++++ Input records

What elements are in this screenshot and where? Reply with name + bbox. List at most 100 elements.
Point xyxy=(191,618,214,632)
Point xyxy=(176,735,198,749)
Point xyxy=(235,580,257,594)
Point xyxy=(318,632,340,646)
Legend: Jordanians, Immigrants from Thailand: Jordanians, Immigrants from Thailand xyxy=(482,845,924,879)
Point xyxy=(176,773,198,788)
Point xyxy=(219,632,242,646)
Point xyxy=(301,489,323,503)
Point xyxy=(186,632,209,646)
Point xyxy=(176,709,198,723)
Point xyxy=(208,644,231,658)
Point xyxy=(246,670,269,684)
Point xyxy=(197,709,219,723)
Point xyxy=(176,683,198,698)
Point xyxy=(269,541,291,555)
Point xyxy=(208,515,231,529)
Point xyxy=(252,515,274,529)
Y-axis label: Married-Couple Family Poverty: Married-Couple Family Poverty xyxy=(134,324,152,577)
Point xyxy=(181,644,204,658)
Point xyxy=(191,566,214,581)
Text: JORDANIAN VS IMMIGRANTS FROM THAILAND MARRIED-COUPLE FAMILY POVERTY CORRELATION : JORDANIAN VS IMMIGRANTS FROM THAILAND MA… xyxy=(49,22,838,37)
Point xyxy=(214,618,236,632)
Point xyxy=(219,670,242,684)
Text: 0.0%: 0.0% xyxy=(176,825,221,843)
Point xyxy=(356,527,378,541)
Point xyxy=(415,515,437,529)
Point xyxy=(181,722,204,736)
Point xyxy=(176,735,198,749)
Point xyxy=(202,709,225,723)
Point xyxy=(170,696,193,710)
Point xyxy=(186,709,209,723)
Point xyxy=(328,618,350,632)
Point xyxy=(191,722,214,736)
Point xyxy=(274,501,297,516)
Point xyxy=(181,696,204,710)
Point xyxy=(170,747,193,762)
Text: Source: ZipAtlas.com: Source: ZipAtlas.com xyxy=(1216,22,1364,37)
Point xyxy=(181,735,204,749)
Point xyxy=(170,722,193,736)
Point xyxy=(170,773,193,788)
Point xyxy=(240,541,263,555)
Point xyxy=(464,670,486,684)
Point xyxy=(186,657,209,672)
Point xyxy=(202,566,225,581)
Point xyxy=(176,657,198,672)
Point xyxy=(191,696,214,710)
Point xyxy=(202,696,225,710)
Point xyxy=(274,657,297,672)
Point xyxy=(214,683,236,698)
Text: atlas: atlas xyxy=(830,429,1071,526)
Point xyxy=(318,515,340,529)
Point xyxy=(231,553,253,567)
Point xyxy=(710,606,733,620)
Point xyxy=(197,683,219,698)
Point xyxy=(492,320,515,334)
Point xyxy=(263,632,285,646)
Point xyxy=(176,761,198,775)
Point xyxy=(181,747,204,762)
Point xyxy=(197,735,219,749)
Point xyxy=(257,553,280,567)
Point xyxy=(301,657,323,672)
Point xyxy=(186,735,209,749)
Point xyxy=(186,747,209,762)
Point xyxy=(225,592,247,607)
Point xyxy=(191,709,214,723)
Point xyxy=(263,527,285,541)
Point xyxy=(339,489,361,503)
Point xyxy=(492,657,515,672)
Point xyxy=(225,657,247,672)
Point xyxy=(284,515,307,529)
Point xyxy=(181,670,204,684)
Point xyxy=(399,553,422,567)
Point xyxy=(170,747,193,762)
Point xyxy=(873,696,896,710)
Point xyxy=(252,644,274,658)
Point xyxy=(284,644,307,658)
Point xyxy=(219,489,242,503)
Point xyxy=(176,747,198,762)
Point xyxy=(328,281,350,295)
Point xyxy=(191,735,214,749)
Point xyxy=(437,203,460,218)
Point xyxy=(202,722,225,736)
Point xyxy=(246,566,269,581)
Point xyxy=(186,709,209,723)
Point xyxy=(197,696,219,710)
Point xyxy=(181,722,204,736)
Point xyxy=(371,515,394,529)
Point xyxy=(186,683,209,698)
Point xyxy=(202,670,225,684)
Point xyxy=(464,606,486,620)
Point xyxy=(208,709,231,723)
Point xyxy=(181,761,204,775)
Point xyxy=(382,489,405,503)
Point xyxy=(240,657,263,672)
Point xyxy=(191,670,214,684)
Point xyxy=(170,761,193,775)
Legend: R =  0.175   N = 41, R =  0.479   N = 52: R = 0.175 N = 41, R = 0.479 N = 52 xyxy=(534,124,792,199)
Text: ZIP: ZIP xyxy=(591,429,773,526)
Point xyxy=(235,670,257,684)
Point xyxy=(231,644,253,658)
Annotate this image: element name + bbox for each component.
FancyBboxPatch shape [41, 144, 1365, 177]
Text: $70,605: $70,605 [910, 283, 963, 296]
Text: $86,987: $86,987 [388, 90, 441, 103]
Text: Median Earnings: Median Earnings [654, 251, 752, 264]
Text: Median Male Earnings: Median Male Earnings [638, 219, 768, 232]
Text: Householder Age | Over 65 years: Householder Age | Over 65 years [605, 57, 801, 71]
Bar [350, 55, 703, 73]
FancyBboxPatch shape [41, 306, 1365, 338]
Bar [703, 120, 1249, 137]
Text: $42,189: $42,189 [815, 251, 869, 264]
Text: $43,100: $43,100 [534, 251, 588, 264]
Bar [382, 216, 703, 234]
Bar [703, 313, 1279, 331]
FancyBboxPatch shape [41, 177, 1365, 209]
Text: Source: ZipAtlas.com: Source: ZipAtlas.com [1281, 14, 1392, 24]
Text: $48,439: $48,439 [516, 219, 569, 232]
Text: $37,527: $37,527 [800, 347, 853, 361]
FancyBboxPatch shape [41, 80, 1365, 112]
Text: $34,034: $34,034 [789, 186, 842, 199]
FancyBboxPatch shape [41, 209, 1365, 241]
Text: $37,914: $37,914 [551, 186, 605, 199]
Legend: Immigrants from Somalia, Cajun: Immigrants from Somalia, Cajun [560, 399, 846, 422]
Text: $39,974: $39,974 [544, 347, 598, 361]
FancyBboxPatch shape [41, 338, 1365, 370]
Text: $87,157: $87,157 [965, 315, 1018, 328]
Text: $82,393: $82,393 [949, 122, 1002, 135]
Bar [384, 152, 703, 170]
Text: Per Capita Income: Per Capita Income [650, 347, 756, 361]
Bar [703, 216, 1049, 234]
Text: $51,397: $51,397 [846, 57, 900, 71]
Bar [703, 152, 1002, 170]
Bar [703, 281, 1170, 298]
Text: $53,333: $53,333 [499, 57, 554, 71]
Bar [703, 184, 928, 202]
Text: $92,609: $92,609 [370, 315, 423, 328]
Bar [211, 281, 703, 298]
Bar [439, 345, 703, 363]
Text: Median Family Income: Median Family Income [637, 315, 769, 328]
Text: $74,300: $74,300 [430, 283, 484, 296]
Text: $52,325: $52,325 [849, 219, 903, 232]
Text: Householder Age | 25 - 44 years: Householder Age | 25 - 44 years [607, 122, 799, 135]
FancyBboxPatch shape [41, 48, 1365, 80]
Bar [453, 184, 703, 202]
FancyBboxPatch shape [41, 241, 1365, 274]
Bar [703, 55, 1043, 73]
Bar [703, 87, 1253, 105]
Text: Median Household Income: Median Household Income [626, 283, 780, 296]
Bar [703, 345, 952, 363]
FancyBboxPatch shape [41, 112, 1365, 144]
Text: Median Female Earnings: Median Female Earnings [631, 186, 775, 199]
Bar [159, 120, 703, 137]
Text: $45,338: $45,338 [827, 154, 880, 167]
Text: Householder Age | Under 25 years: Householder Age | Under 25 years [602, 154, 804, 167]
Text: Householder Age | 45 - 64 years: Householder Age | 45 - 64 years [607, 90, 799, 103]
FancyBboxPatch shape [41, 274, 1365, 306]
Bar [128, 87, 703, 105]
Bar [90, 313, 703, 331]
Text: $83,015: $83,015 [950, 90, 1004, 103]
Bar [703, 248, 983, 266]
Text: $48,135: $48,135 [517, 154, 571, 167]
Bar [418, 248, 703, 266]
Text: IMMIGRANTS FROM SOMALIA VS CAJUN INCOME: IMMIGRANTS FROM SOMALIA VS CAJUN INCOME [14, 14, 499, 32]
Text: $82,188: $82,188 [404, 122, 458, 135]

++++++++

### Work to complete
Edit the rows from the first one through the line with "Point xyxy=(464,670,486,684)": change each "Point" to "Marker" and write out only those lines again, with nothing else altered.

### Full solution
What elements are in this screenshot and where? Reply with name + bbox. List at most 100 elements.
Marker xyxy=(191,618,214,632)
Marker xyxy=(176,735,198,749)
Marker xyxy=(235,580,257,594)
Marker xyxy=(318,632,340,646)
Legend: Jordanians, Immigrants from Thailand: Jordanians, Immigrants from Thailand xyxy=(482,845,924,879)
Marker xyxy=(176,773,198,788)
Marker xyxy=(219,632,242,646)
Marker xyxy=(301,489,323,503)
Marker xyxy=(186,632,209,646)
Marker xyxy=(176,709,198,723)
Marker xyxy=(208,644,231,658)
Marker xyxy=(246,670,269,684)
Marker xyxy=(197,709,219,723)
Marker xyxy=(176,683,198,698)
Marker xyxy=(269,541,291,555)
Marker xyxy=(208,515,231,529)
Marker xyxy=(252,515,274,529)
Y-axis label: Married-Couple Family Poverty: Married-Couple Family Poverty xyxy=(134,324,152,577)
Marker xyxy=(181,644,204,658)
Marker xyxy=(191,566,214,581)
Text: JORDANIAN VS IMMIGRANTS FROM THAILAND MARRIED-COUPLE FAMILY POVERTY CORRELATION : JORDANIAN VS IMMIGRANTS FROM THAILAND MA… xyxy=(49,22,838,37)
Marker xyxy=(214,618,236,632)
Marker xyxy=(219,670,242,684)
Text: 0.0%: 0.0% xyxy=(176,825,221,843)
Marker xyxy=(356,527,378,541)
Marker xyxy=(415,515,437,529)
Marker xyxy=(181,722,204,736)
Marker xyxy=(176,735,198,749)
Marker xyxy=(202,709,225,723)
Marker xyxy=(170,696,193,710)
Marker xyxy=(186,709,209,723)
Marker xyxy=(328,618,350,632)
Marker xyxy=(191,722,214,736)
Marker xyxy=(274,501,297,516)
Marker xyxy=(181,696,204,710)
Marker xyxy=(170,747,193,762)
Text: Source: ZipAtlas.com: Source: ZipAtlas.com xyxy=(1216,22,1364,37)
Marker xyxy=(181,735,204,749)
Marker xyxy=(170,722,193,736)
Marker xyxy=(170,773,193,788)
Marker xyxy=(240,541,263,555)
Marker xyxy=(464,670,486,684)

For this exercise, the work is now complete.